- _RECORD EXCERPTS_:
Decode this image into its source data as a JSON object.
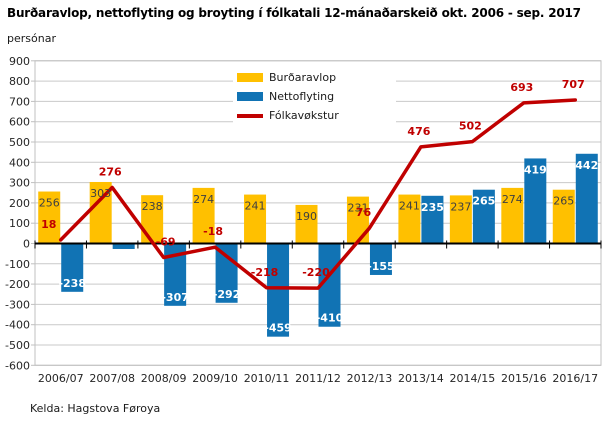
{
  "header": {
    "title": "Burðaravlop, nettoflyting og broyting í fólkatali 12-mánaðarskeið okt. 2006 - sep. 2017",
    "unit_label": "persónar"
  },
  "footer": {
    "source": "Kelda: Hagstova Føroya"
  },
  "chart_data": {
    "type": "combo",
    "categories": [
      "2006/07",
      "2007/08",
      "2008/09",
      "2009/10",
      "2010/11",
      "2011/12",
      "2012/13",
      "2013/14",
      "2014/15",
      "2015/16",
      "2016/17"
    ],
    "series": [
      {
        "name": "Burðaravlop",
        "type": "bar",
        "color": "#FFC000",
        "label_color": "#404040",
        "values": [
          256,
          303,
          238,
          274,
          241,
          190,
          231,
          241,
          237,
          274,
          265
        ],
        "labels": [
          "256",
          "303",
          "238",
          "274",
          "241",
          "190",
          "231",
          "241",
          "237",
          "274",
          "265"
        ]
      },
      {
        "name": "Nettoflyting",
        "type": "bar",
        "color": "#1173B4",
        "label_color": "#FFFFFF",
        "values": [
          -238,
          -27,
          -307,
          -292,
          -459,
          -410,
          -155,
          235,
          265,
          419,
          442
        ],
        "labels": [
          "-238",
          "",
          "-307",
          "-292",
          "-459",
          "-410",
          "-155",
          "235",
          "265",
          "419",
          "442"
        ]
      },
      {
        "name": "Fólkavøkstur",
        "type": "line",
        "color": "#C00000",
        "label_color": "#C00000",
        "values": [
          18,
          276,
          -69,
          -18,
          -218,
          -220,
          76,
          476,
          502,
          693,
          707
        ],
        "labels": [
          "18",
          "276",
          "-69",
          "-18",
          "-218",
          "-220",
          "76",
          "476",
          "502",
          "693",
          "707"
        ]
      }
    ],
    "ylabel": "persónar",
    "ylim": [
      -600,
      900
    ],
    "ytick_step": 100,
    "grid": true,
    "legend_position": "overlay-top-center",
    "axis_colors": {
      "gridline": "#C9C9C9",
      "plot_border": "#C0C0C0",
      "zero_axis": "#000000",
      "tick_label": "#262626"
    }
  }
}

- _YOUR OBJECTIVE_:
Identify every line above that includes the word "type", and show those lines.

- _THE RESPONSE_:
    "type": "combo",
        "type": "bar",
        "type": "bar",
        "type": "line",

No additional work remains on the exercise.